**Directions for this task:** Which lines in the records below contain the word "slowest"? Copy each one out.

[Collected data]
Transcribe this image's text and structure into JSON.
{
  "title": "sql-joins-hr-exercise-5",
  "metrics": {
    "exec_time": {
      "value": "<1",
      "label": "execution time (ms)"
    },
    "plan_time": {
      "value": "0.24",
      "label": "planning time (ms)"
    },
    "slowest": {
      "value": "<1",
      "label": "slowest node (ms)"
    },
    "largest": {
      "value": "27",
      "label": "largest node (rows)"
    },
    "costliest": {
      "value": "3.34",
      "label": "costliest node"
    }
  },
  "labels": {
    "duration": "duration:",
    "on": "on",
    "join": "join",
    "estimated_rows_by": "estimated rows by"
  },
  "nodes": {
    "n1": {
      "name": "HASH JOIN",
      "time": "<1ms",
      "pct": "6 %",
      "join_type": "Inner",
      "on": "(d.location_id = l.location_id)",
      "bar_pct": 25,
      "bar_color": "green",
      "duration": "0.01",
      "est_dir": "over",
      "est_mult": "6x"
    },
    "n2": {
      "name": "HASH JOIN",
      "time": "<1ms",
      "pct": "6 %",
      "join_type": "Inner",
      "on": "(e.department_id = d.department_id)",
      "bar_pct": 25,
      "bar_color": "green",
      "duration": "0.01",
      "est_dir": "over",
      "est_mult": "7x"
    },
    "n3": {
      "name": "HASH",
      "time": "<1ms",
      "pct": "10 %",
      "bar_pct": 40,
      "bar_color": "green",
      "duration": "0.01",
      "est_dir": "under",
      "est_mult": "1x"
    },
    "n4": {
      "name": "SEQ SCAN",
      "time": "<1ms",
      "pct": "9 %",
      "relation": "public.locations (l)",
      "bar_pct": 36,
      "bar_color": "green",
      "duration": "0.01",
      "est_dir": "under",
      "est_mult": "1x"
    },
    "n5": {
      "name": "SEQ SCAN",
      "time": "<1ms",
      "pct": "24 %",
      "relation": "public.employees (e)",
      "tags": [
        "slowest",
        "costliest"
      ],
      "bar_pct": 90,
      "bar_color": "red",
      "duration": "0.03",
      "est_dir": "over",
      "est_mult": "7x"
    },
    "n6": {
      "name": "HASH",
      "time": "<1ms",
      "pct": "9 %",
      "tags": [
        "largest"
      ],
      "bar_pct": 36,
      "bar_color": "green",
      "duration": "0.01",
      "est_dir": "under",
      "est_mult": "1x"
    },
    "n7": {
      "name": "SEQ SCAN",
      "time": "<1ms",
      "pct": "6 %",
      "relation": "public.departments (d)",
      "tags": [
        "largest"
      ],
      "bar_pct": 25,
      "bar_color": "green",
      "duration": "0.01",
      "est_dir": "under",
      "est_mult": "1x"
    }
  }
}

**Correct response:**
    "slowest": {
      "label": "slowest node (ms)"
        "slowest",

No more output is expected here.